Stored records
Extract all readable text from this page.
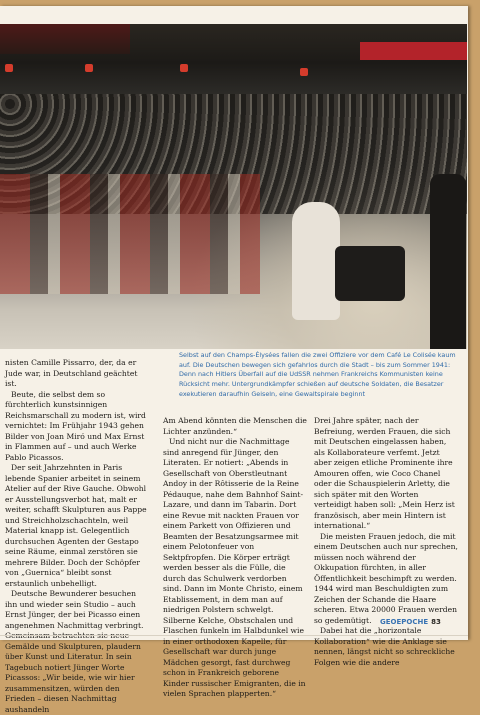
Selbst auf den Champs-Élysées fallen die zwei Offiziere vor dem Café Le Colisée kaum auf. Die Deutschen bewegen sich gefahrlos durch die Stadt – bis zum Sommer 1941: Denn nach Hitlers Überfall auf die UdSSR nehmen Frankreichs Kommunisten keine Rücksicht mehr. Untergrundkämpfer schießen auf deutsche Soldaten, die Besatzer exekutieren daraufhin Geiseln, eine Gewaltspirale beginnt

nisten Camille Pissarro, der, da er Jude war, in Deutschland geächtet ist.

Beute, die selbst dem so fürchterlich kunstsinnigen Reichsmarschall zu modern ist, wird vernichtet: Im Frühjahr 1943 gehen Bilder von Joan Miró und Max Ernst in Flammen auf – und auch Werke Pablo Picassos.

Der seit Jahrzehnten in Paris lebende Spanier arbeitet in seinem Atelier auf der Rive Gauche. Obwohl er Ausstellungsverbot hat, malt er weiter, schafft Skulpturen aus Pappe und Streichholzschachteln, weil Material knapp ist. Gelegentlich durchsuchen Agenten der Gestapo seine Räume, einmal zerstören sie mehrere Bilder. Doch der Schöpfer von „Guernica“ bleibt sonst erstaunlich unbehelligt.

Deutsche Bewunderer besuchen ihn und wieder sein Studio – auch Ernst Jünger, der bei Picasso einen angenehmen Nachmittag verbringt. Gemälde und Skulpturen, plaudern über Kunst und Literatur. In sein Tagebuch notiert Jünger Worte Picassos: „Wir beide, wie wir hier zusammensitzen, würden den Frieden – diesen Nachmittag aushandeln

Am Abend könnten die Menschen die Lichter anzünden.“

Und nicht nur die Nachmittage sind anregend für Jünger, den Literaten. Er notiert: „Abends in Gesellschaft von Oberstleutnant Andoy in der Rôtisserie de la Reine Pédauque, nahe dem Bahnhof Saint-Lazare, und dann im Tabarin. Dort eine Revue mit nackten Frauen vor einem Parkett von Offizieren und Beamten der Besatzungsarmee mit einem Pelotonfeuer von Sektpfropfen. Die Körper erträgt werden besser als die Fülle, die durch das Schulwerk verdorben sind. Dann im Monte Christo, einem Etablissement, in dem man auf niedrigen Polstern schwelgt. Silberne Kelche, Obstschalen und Flaschen funkeln im Halbdunkel wie in einer orthodoxen Kapelle, für Gesellschaft war durch junge Mädchen gesorgt, fast durchweg schon in Frankreich geborene Kinder russischer Emigranten, die in vielen Sprachen plapperten.“

Drei Jahre später, nach der Befreiung, werden Frauen, die sich mit Deutschen eingelassen haben, als Kollaborateure verfemt. Jetzt aber zeigen etliche Prominente ihre Amouren offen, wie Coco Chanel oder die Schauspielerin Arletty, die sich später mit den Worten verteidigt haben soll: „Mein Herz ist französisch, aber mein Hintern ist international.“

Die meisten Frauen jedoch, die mit einem Deutschen auch nur sprechen, müssen noch während der Okkupation fürchten, in aller Öffentlichkeit beschimpft zu werden. 1944 wird man Beschuldigten zum Zeichen der Schande die Haare scheren. Etwa 20000 Frauen werden so gedemütigt.

Dabei hat die „horizontale Kollaboration“ wie die Anklage sie nennen, längst nicht so schreckliche Folgen wie die andere

GEOEPOCHE 83
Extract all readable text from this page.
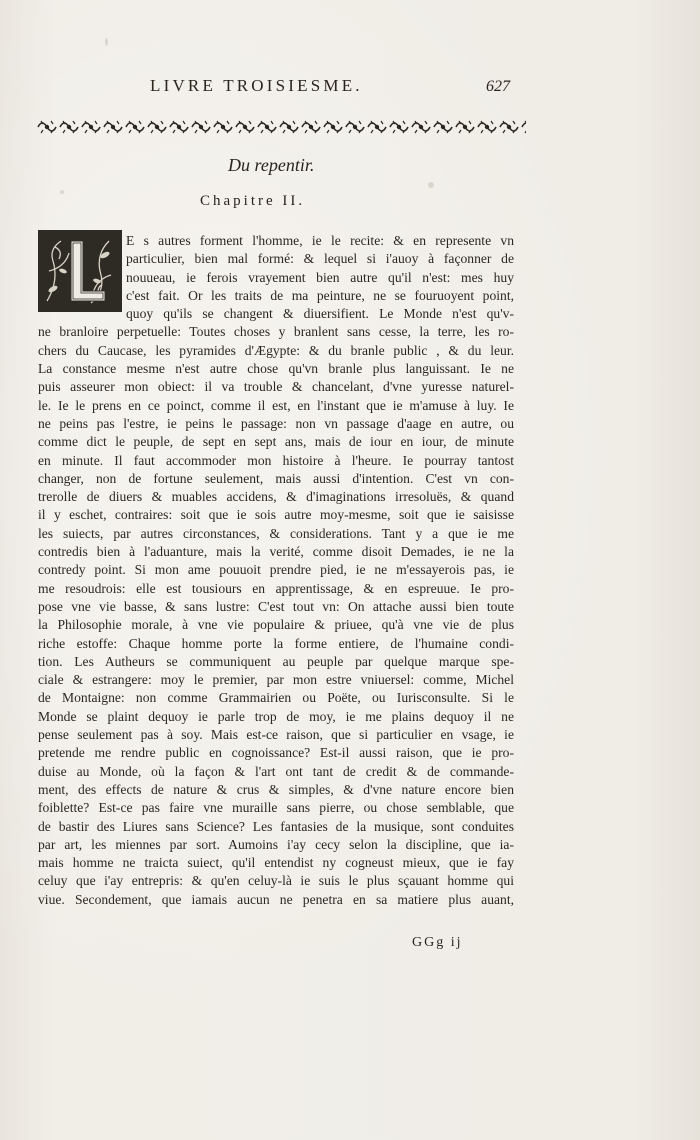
LIVRE TROISIESME.	627
Du repentir.
Chapitre II.
E s autres forment l'homme, ie le recite: & en represente vn
particulier, bien mal formé: & lequel si i'auoy à façonner de
nouueau, ie ferois vrayement bien autre qu'il n'est: mes huy
c'est fait. Or les traits de ma peinture, ne se fouruoyent point,
quoy qu'ils se changent & diuersifient. Le Monde n'est qu'v-
ne branloire perpetuelle: Toutes choses y branlent sans cesse, la terre, les ro-
chers du Caucase, les pyramides d'Ægypte: & du branle public , & du leur.
La constance mesme n'est autre chose qu'vn branle plus languissant. Ie ne
puis asseurer mon obiect: il va trouble & chancelant, d'vne yuresse naturel-
le. Ie le prens en ce poinct, comme il est, en l'instant que ie m'amuse à luy. Ie
ne peins pas l'estre, ie peins le passage: non vn passage d'aage en autre, ou
comme dict le peuple, de sept en sept ans, mais de iour en iour, de minute
en minute. Il faut accommoder mon histoire à l'heure. Ie pourray tantost
changer, non de fortune seulement, mais aussi d'intention. C'est vn con-
trerolle de diuers & muables accidens, & d'imaginations irresoluës, & quand
il y eschet, contraires: soit que ie sois autre moy-mesme, soit que ie saisisse
les suiects, par autres circonstances, & considerations. Tant y a que ie me
contredis bien à l'aduanture, mais la verité, comme disoit Demades, ie ne la
contredy point. Si mon ame pouuoit prendre pied, ie ne m'essayerois pas, ie
me resoudrois: elle est tousiours en apprentissage, & en espreuue. Ie pro-
pose vne vie basse, & sans lustre: C'est tout vn: On attache aussi bien toute
la Philosophie morale, à vne vie populaire & priuee, qu'à vne vie de plus
riche estoffe: Chaque homme porte la forme entiere, de l'humaine condi-
tion. Les Autheurs se communiquent au peuple par quelque marque spe-
ciale & estrangere: moy le premier, par mon estre vniuersel: comme, Michel
de Montaigne: non comme Grammairien ou Poëte, ou Iurisconsulte. Si le
Monde se plaint dequoy ie parle trop de moy, ie me plains dequoy il ne
pense seulement pas à soy. Mais est-ce raison, que si particulier en vsage, ie
pretende me rendre public en cognoissance? Est-il aussi raison, que ie pro-
duise au Monde, où la façon & l'art ont tant de credit & de commande-
ment, des effects de nature & crus & simples, & d'vne nature encore bien
foiblette? Est-ce pas faire vne muraille sans pierre, ou chose semblable, que
de bastir des Liures sans Science? Les fantasies de la musique, sont conduites
par art, les miennes par sort. Aumoins i'ay cecy selon la discipline, que ia-
mais homme ne traicta suiect, qu'il entendist ny cogneust mieux, que ie fay
celuy que i'ay entrepris: & qu'en celuy-là ie suis le plus sçauant homme qui
viue. Secondement, que iamais aucun ne penetra en sa matiere plus auant,
GGg ij
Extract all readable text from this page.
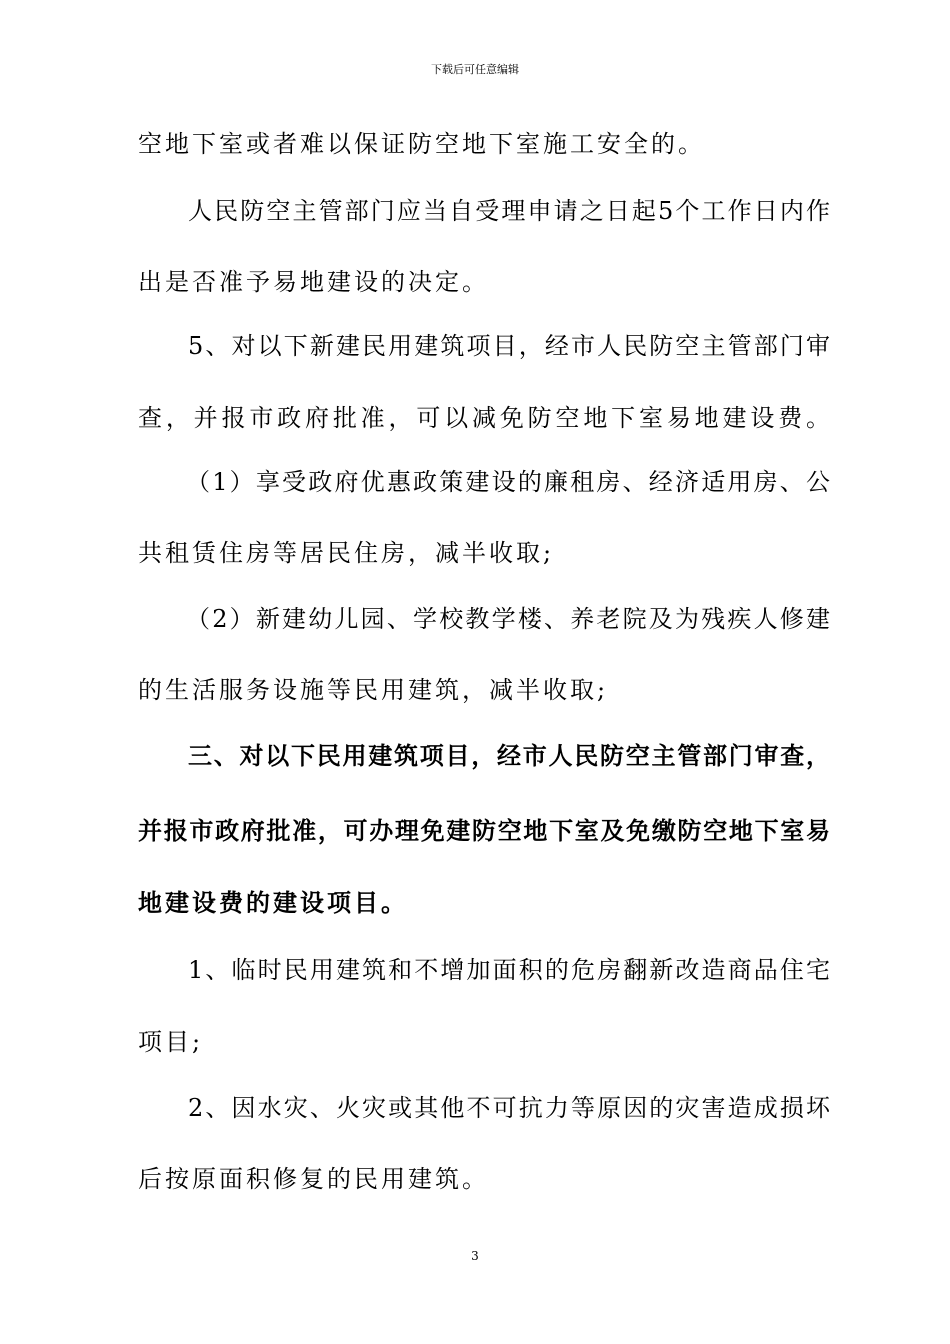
下载后可任意编辑
空地下室或者难以保证防空地下室施工安全的。
人民防空主管部门应当自受理申请之日起5个工作日内作
出是否准予易地建设的决定。
5、对以下新建民用建筑项目，经市人民防空主管部门审
查，并报市政府批准，可以减免防空地下室易地建设费。
（1）享受政府优惠政策建设的廉租房、经济适用房、公
共租赁住房等居民住房，减半收取;
（2）新建幼儿园、学校教学楼、养老院及为残疾人修建
的生活服务设施等民用建筑，减半收取;
三、对以下民用建筑项目，经市人民防空主管部门审查，
并报市政府批准，可办理免建防空地下室及免缴防空地下室易
地建设费的建设项目。
1、临时民用建筑和不增加面积的危房翻新改造商品住宅
项目;
2、因水灾、火灾或其他不可抗力等原因的灾害造成损坏
后按原面积修复的民用建筑。
3
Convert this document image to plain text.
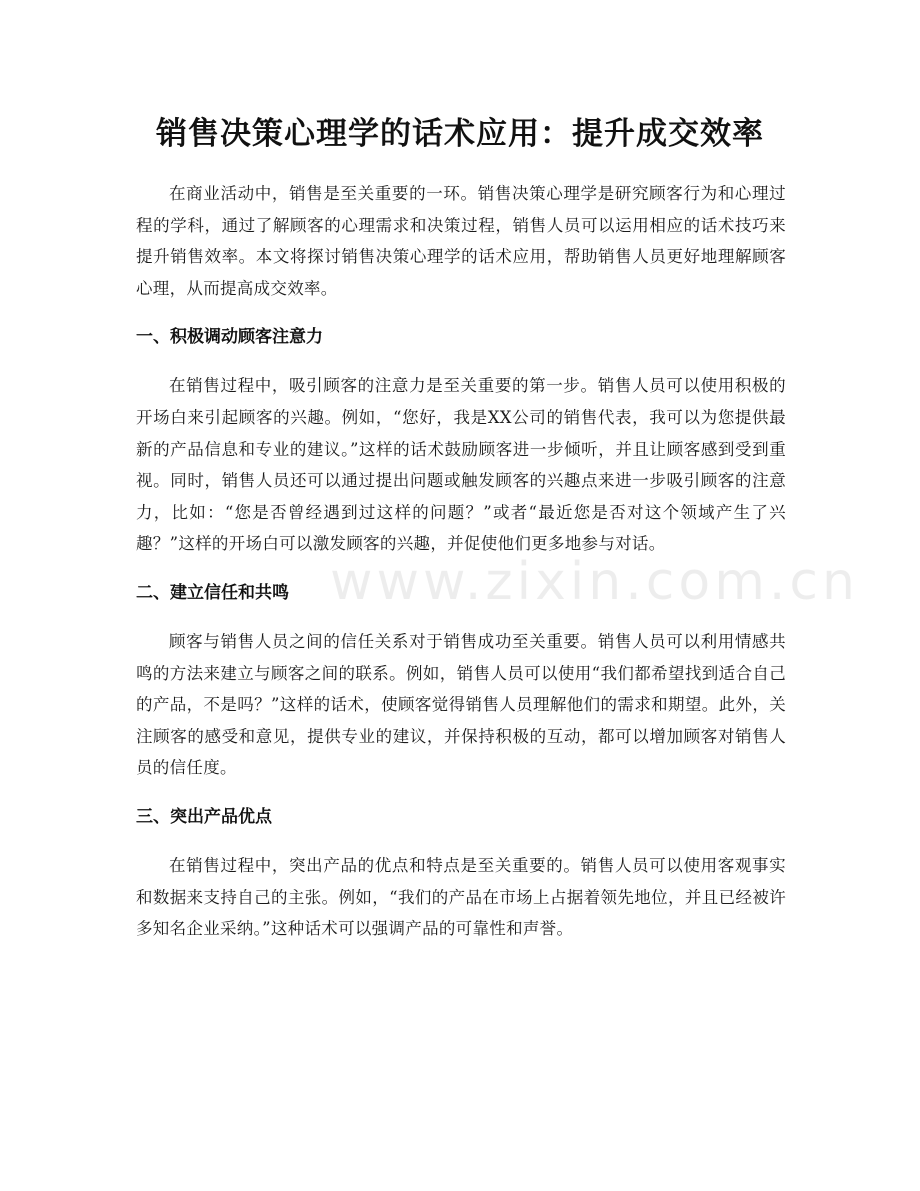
销售决策心理学的话术应用：提升成交效率

在商业活动中，销售是至关重要的一环。销售决策心理学是研究顾客行为和心理过程的学科，通过了解顾客的心理需求和决策过程，销售人员可以运用相应的话术技巧来提升销售效率。本文将探讨销售决策心理学的话术应用，帮助销售人员更好地理解顾客心理，从而提高成交效率。

一、积极调动顾客注意力

在销售过程中，吸引顾客的注意力是至关重要的第一步。销售人员可以使用积极的开场白来引起顾客的兴趣。例如，“您好，我是XX公司的销售代表，我可以为您提供最新的产品信息和专业的建议。”这样的话术鼓励顾客进一步倾听，并且让顾客感到受到重视。同时，销售人员还可以通过提出问题或触发顾客的兴趣点来进一步吸引顾客的注意力，比如：“您是否曾经遇到过这样的问题？”或者“最近您是否对这个领域产生了兴趣？”这样的开场白可以激发顾客的兴趣，并促使他们更多地参与对话。

二、建立信任和共鸣

顾客与销售人员之间的信任关系对于销售成功至关重要。销售人员可以利用情感共鸣的方法来建立与顾客之间的联系。例如，销售人员可以使用“我们都希望找到适合自己的产品，不是吗？”这样的话术，使顾客觉得销售人员理解他们的需求和期望。此外，关注顾客的感受和意见，提供专业的建议，并保持积极的互动，都可以增加顾客对销售人员的信任度。

三、突出产品优点

在销售过程中，突出产品的优点和特点是至关重要的。销售人员可以使用客观事实和数据来支持自己的主张。例如，“我们的产品在市场上占据着领先地位，并且已经被许多知名企业采纳。”这种话术可以强调产品的可靠性和声誉。

www.zixin.com.cn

## Short exercise:
Show each line in the entries that holds the string "homme".

## Reply:
E s autres forment l'homme, ie le recite: & en represente vn
riche estoffe: Chaque homme porte la forme entiere, de l'humaine condi-
mais homme ne traicta suiect, qu'il entendist ny cogneust mieux, que ie fay
celuy que i'ay entrepris: & qu'en celuy-là ie suis le plus sçauant homme qui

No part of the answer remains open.